##### Stored records #####

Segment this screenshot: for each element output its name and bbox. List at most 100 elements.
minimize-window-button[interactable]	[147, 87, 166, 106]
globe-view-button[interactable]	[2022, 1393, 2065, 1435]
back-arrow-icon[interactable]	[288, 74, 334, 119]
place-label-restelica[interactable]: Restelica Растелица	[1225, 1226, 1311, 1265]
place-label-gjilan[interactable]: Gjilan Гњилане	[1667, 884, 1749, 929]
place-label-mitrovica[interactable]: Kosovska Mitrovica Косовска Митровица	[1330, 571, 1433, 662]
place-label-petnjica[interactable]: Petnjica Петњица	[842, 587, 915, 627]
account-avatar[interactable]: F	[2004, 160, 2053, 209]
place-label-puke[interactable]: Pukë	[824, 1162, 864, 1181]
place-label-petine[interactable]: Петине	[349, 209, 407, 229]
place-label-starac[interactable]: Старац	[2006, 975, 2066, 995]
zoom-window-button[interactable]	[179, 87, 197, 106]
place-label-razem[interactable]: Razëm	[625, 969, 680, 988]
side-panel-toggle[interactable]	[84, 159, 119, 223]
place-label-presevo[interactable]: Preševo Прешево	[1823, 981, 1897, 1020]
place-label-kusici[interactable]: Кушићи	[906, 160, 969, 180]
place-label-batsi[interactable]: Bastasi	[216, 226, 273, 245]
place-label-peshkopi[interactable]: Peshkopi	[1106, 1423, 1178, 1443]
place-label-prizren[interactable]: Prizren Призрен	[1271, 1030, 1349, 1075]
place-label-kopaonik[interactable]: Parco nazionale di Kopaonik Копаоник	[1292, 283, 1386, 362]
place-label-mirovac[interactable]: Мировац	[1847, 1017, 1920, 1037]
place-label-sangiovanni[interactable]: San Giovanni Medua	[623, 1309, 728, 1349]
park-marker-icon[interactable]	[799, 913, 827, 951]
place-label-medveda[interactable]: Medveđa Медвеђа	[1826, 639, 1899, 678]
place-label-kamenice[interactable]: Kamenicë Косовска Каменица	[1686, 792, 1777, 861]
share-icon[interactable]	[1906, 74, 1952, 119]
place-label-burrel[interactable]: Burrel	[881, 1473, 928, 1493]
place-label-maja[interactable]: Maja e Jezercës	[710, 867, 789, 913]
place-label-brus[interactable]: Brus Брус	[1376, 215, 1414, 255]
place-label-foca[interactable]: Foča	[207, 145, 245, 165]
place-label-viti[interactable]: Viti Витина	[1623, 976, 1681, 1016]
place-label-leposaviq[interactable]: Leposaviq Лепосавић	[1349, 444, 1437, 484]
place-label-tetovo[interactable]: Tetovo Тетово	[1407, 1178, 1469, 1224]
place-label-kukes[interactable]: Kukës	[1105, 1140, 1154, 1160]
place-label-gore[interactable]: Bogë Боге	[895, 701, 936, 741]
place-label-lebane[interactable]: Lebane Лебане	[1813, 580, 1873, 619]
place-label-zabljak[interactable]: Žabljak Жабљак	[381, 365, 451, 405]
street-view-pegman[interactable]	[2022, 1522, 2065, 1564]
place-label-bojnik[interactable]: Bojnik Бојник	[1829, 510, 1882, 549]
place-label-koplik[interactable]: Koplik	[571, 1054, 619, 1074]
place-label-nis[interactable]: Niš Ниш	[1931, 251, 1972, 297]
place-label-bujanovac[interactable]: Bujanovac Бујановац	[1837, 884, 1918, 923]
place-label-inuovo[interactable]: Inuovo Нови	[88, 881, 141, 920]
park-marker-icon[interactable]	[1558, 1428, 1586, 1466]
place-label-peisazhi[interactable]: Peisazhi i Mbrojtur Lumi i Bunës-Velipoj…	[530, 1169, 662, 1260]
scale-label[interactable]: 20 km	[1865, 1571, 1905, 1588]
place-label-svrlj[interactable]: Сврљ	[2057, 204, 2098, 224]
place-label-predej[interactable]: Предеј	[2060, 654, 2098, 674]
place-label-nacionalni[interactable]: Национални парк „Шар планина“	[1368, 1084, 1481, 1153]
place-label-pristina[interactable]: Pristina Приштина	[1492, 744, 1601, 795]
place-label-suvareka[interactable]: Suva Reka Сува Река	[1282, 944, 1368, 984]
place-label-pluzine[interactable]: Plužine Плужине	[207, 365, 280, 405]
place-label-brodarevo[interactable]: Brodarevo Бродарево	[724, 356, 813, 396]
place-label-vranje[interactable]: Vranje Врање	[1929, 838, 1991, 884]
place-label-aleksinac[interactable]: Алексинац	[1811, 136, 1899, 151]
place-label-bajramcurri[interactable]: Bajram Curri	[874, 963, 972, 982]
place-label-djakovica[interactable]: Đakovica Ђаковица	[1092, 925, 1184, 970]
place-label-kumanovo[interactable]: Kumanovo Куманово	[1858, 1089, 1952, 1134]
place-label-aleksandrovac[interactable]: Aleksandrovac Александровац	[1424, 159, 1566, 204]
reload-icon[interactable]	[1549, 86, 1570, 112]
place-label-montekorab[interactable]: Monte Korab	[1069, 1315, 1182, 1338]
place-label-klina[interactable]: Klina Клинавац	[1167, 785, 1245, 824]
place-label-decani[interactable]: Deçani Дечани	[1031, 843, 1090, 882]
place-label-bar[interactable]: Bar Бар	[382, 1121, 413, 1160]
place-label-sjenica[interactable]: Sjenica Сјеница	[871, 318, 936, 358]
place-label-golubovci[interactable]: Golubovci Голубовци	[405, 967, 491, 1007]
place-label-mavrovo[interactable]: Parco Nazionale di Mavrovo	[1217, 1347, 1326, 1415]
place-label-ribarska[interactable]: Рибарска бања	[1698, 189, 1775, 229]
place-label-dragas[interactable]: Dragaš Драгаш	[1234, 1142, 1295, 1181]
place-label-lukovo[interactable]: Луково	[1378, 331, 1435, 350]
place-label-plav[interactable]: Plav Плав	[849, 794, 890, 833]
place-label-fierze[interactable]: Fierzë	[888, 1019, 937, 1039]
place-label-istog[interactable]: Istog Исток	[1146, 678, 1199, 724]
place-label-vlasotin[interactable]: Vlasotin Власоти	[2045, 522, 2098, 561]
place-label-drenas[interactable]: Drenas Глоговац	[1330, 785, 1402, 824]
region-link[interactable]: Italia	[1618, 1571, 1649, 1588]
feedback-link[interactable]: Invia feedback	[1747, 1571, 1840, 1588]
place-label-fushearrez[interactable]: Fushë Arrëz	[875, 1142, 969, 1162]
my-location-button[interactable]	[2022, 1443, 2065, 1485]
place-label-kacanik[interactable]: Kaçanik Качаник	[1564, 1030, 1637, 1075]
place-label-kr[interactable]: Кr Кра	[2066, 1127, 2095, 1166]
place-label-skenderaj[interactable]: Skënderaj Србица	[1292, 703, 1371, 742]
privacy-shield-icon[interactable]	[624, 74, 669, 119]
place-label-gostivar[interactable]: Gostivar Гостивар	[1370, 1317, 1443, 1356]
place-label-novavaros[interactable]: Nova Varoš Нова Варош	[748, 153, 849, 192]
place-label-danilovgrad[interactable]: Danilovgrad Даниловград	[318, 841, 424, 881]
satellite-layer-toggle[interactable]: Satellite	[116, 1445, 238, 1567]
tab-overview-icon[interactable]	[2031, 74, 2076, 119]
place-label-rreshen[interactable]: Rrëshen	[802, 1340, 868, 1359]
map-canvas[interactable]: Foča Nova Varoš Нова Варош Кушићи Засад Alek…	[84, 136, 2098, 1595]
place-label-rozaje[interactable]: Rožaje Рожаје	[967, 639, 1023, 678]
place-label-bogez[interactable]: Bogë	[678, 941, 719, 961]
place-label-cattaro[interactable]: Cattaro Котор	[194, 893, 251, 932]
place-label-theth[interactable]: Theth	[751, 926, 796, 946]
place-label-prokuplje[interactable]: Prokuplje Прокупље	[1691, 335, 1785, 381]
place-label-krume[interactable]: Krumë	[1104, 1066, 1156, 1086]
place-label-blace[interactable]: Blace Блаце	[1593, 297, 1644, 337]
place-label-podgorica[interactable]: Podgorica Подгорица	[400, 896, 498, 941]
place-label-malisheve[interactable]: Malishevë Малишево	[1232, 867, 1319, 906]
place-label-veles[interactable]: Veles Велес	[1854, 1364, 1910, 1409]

#####

Copy the items from the very first line through the line containing "913, 827, 951]", swapping every "place-label" for "town-label" and leaving all else the same.

Output below:
Segment this screenshot: for each element output its name and bbox. List at most 100 elements.
minimize-window-button[interactable]	[147, 87, 166, 106]
globe-view-button[interactable]	[2022, 1393, 2065, 1435]
back-arrow-icon[interactable]	[288, 74, 334, 119]
town-label-restelica[interactable]: Restelica Растелица	[1225, 1226, 1311, 1265]
town-label-gjilan[interactable]: Gjilan Гњилане	[1667, 884, 1749, 929]
town-label-mitrovica[interactable]: Kosovska Mitrovica Косовска Митровица	[1330, 571, 1433, 662]
town-label-petnjica[interactable]: Petnjica Петњица	[842, 587, 915, 627]
account-avatar[interactable]: F	[2004, 160, 2053, 209]
town-label-puke[interactable]: Pukë	[824, 1162, 864, 1181]
town-label-petine[interactable]: Петине	[349, 209, 407, 229]
town-label-starac[interactable]: Старац	[2006, 975, 2066, 995]
zoom-window-button[interactable]	[179, 87, 197, 106]
town-label-razem[interactable]: Razëm	[625, 969, 680, 988]
side-panel-toggle[interactable]	[84, 159, 119, 223]
town-label-presevo[interactable]: Preševo Прешево	[1823, 981, 1897, 1020]
town-label-kusici[interactable]: Кушићи	[906, 160, 969, 180]
town-label-batsi[interactable]: Bastasi	[216, 226, 273, 245]
town-label-peshkopi[interactable]: Peshkopi	[1106, 1423, 1178, 1443]
town-label-prizren[interactable]: Prizren Призрен	[1271, 1030, 1349, 1075]
town-label-kopaonik[interactable]: Parco nazionale di Kopaonik Копаоник	[1292, 283, 1386, 362]
town-label-mirovac[interactable]: Мировац	[1847, 1017, 1920, 1037]
town-label-sangiovanni[interactable]: San Giovanni Medua	[623, 1309, 728, 1349]
park-marker-icon[interactable]	[799, 913, 827, 951]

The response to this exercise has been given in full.